## GOAL
Scan the entries below. List each line with "role".

## EXTRACTED INFORMATION

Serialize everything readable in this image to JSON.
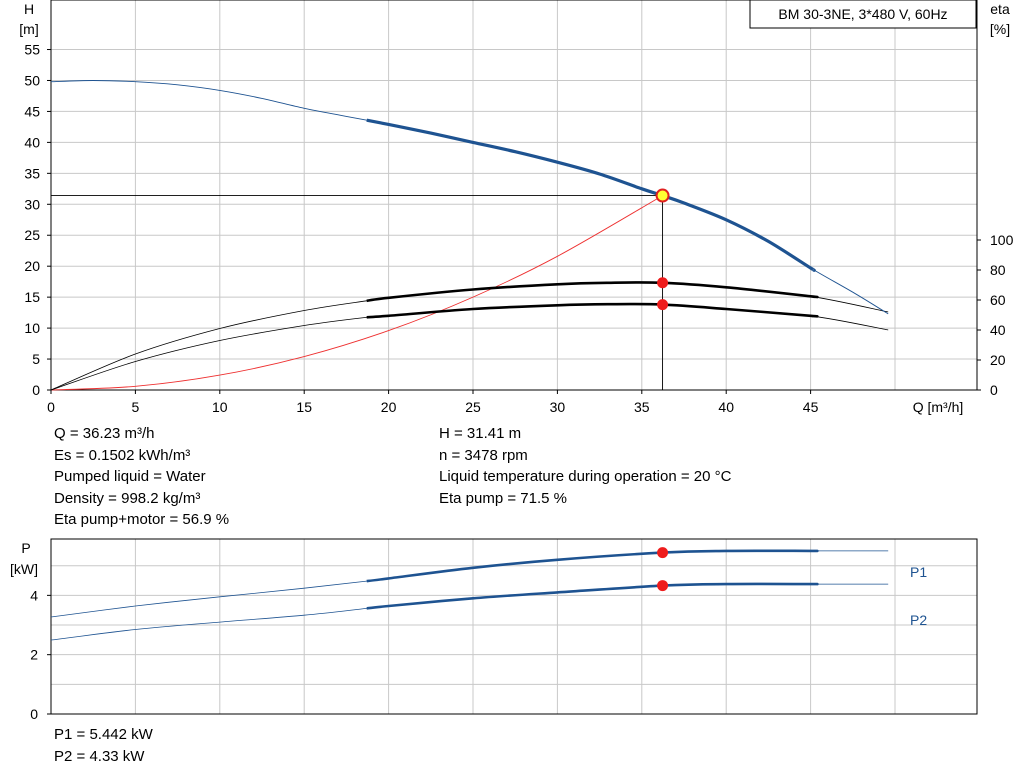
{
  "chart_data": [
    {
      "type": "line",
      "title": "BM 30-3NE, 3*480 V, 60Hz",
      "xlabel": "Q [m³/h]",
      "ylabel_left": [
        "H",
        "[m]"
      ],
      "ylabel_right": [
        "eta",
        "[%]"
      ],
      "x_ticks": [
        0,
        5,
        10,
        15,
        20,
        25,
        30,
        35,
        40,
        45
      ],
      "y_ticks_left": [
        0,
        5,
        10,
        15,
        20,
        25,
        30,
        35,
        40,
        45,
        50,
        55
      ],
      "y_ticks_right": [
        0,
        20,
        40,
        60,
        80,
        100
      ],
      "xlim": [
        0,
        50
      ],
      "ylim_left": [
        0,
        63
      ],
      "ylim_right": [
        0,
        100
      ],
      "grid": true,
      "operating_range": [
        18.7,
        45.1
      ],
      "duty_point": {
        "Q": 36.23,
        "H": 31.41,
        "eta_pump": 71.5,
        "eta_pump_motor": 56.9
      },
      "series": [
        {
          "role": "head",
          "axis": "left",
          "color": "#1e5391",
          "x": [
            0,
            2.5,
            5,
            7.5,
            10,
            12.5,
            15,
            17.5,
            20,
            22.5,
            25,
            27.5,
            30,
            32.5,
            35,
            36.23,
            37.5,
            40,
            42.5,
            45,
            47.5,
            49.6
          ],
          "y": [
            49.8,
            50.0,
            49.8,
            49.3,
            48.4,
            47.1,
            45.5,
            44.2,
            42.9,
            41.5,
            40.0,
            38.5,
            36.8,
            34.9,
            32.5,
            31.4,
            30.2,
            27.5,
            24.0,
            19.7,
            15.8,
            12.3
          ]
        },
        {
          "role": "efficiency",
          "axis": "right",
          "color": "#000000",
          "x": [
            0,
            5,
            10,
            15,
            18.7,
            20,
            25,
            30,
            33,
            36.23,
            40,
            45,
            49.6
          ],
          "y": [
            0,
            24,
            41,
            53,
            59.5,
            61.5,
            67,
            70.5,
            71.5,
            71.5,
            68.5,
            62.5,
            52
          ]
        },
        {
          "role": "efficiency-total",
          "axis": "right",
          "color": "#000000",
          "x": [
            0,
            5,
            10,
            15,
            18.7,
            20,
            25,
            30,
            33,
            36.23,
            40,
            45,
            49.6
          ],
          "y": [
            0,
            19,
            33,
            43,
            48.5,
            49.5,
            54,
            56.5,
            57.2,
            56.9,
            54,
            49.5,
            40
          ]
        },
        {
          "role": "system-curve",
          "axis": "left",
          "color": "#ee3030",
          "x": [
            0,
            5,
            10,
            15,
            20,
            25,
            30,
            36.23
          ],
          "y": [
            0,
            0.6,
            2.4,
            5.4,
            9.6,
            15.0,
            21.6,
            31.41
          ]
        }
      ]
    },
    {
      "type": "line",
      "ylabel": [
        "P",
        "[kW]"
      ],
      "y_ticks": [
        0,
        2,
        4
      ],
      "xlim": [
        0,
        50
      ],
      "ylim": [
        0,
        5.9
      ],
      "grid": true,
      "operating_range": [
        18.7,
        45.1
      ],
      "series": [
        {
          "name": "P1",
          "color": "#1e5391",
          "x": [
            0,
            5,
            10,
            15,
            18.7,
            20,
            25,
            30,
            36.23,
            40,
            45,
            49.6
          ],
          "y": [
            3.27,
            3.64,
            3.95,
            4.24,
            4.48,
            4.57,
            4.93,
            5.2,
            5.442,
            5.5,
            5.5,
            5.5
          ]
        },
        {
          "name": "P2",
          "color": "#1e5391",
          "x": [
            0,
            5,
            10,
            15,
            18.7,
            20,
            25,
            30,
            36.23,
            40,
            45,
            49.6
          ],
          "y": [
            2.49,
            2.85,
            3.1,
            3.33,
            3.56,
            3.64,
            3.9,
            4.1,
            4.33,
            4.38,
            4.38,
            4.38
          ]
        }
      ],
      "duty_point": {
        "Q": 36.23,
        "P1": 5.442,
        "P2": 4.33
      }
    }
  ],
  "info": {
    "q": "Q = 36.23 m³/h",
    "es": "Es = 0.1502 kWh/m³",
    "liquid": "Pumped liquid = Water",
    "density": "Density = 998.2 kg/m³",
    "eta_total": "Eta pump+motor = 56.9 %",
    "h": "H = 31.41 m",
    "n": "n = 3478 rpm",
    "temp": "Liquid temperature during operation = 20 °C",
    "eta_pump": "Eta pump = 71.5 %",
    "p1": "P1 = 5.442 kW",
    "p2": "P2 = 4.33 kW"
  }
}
...
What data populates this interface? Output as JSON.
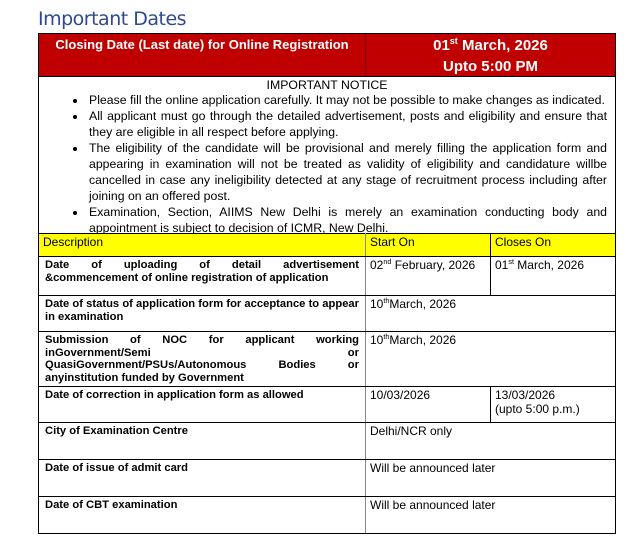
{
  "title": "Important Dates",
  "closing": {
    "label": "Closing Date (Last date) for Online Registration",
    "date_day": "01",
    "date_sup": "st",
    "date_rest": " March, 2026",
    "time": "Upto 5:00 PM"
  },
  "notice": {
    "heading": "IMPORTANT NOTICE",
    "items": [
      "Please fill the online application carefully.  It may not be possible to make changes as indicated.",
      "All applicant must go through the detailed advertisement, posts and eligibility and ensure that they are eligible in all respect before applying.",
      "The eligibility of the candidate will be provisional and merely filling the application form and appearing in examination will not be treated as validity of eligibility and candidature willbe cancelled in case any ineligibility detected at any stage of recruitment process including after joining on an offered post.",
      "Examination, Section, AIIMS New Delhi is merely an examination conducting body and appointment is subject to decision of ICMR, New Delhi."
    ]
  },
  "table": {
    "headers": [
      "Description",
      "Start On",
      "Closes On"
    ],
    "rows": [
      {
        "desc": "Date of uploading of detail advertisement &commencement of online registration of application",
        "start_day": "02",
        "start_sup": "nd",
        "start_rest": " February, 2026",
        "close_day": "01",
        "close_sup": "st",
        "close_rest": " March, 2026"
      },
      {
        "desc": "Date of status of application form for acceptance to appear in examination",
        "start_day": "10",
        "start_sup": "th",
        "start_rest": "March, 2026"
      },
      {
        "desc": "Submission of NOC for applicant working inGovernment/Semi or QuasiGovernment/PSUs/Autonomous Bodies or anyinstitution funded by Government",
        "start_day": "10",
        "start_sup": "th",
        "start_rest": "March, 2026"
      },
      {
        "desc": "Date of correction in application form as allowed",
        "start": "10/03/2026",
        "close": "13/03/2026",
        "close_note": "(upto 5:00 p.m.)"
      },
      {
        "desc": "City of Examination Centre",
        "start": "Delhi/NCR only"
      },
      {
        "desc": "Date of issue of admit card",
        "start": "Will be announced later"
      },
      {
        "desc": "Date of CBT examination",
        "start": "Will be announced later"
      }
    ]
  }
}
* * *
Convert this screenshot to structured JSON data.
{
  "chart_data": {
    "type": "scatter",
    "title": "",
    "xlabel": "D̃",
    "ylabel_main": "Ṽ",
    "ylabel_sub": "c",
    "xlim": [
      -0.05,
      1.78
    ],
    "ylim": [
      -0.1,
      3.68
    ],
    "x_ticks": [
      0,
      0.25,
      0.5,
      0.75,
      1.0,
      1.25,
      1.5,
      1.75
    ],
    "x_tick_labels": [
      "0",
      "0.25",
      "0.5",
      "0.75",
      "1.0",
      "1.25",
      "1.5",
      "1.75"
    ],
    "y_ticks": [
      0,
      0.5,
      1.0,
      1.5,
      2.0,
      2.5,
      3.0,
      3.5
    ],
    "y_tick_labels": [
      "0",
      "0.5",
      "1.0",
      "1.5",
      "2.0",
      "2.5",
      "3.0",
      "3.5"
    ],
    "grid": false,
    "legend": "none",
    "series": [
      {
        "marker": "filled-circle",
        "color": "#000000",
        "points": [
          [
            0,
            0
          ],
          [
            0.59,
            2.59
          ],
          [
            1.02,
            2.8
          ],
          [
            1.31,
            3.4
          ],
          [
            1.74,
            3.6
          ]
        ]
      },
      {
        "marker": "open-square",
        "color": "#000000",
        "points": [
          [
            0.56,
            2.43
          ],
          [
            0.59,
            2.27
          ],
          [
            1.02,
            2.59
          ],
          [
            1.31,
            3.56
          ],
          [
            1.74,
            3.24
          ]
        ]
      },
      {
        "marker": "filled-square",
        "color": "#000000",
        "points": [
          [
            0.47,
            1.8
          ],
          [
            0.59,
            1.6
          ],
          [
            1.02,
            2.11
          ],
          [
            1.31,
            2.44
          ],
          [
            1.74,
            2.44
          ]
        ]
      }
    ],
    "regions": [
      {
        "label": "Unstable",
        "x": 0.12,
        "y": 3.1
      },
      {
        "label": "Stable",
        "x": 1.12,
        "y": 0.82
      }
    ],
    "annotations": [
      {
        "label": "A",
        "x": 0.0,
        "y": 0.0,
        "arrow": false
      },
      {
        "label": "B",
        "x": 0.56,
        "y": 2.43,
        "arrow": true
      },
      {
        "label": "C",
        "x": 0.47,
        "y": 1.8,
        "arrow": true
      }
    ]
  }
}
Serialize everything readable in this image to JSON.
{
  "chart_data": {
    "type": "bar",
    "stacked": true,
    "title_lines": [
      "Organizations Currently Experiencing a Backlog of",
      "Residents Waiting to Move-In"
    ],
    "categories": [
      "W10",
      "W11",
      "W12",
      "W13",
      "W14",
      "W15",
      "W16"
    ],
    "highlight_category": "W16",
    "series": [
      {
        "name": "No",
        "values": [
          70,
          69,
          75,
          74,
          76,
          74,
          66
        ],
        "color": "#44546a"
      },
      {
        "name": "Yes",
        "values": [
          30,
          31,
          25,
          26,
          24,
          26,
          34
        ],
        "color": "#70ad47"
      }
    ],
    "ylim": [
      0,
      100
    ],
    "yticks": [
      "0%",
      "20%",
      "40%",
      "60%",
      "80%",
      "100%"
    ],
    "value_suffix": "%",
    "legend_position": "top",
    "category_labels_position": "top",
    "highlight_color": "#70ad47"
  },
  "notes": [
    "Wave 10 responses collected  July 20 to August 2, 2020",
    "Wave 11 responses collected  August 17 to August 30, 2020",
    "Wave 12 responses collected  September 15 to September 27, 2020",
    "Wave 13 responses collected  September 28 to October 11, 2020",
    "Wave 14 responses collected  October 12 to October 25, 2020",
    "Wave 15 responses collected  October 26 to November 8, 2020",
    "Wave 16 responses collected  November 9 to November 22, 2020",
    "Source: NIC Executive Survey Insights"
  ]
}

## RESULT OF THE TASK
          "role": "head",
          "role": "efficiency",
          "role": "efficiency-total",
          "role": "system-curve",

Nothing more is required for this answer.